- Written task
Omit all pictures and give the records below again exactly as written.
===== Supplied information
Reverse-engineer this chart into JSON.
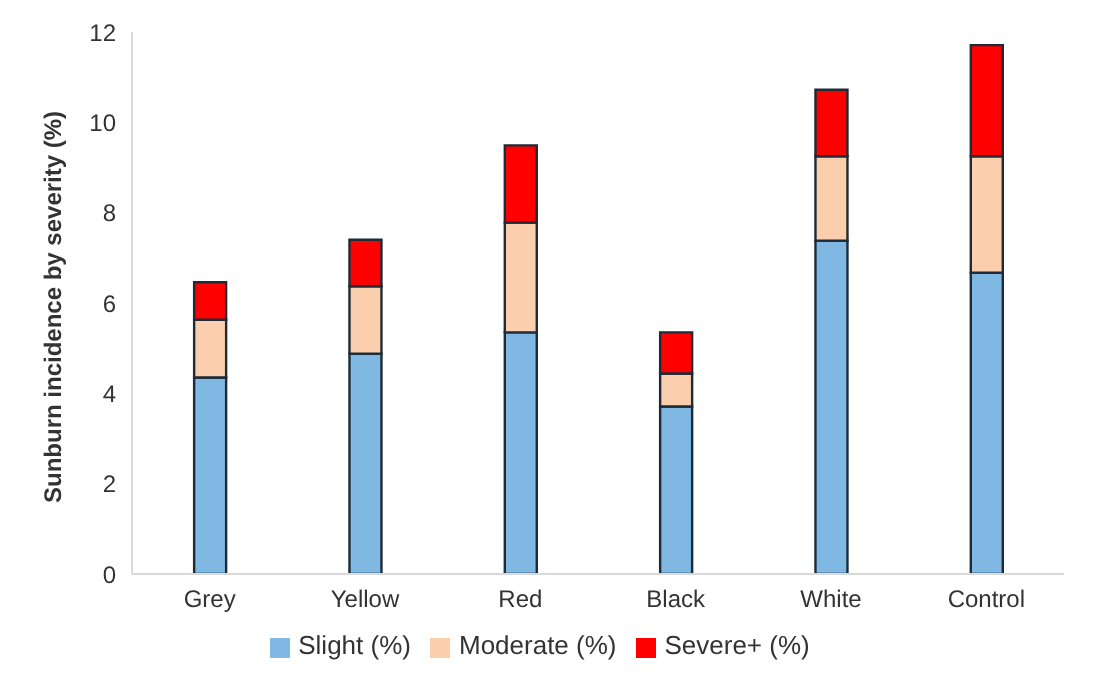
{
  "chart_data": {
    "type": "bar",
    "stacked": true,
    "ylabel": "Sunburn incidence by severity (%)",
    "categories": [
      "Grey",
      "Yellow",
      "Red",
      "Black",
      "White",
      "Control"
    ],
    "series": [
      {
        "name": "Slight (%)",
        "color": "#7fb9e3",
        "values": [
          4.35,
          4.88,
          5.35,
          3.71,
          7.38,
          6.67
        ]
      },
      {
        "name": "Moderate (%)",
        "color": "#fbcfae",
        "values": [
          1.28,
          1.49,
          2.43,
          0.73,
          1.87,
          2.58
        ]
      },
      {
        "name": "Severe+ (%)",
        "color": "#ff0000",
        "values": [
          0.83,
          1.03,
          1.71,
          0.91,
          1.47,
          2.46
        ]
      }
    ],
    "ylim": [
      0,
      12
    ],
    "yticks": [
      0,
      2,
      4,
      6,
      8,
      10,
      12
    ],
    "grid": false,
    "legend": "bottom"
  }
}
==========
- Output of the exercise
Reverse-engineer this chart into JSON.
{
  "chart_data": {
    "type": "bar",
    "stacked": true,
    "ylabel": "Sunburn incidence by severity (%)",
    "categories": [
      "Grey",
      "Yellow",
      "Red",
      "Black",
      "White",
      "Control"
    ],
    "series": [
      {
        "name": "Slight (%)",
        "color": "#7fb9e3",
        "values": [
          4.35,
          4.88,
          5.35,
          3.71,
          7.38,
          6.67
        ]
      },
      {
        "name": "Moderate (%)",
        "color": "#fbcfae",
        "values": [
          1.28,
          1.49,
          2.43,
          0.73,
          1.87,
          2.58
        ]
      },
      {
        "name": "Severe+ (%)",
        "color": "#ff0000",
        "values": [
          0.83,
          1.03,
          1.71,
          0.91,
          1.47,
          2.46
        ]
      }
    ],
    "ylim": [
      0,
      12
    ],
    "yticks": [
      0,
      2,
      4,
      6,
      8,
      10,
      12
    ],
    "grid": false,
    "legend": "bottom"
  }
}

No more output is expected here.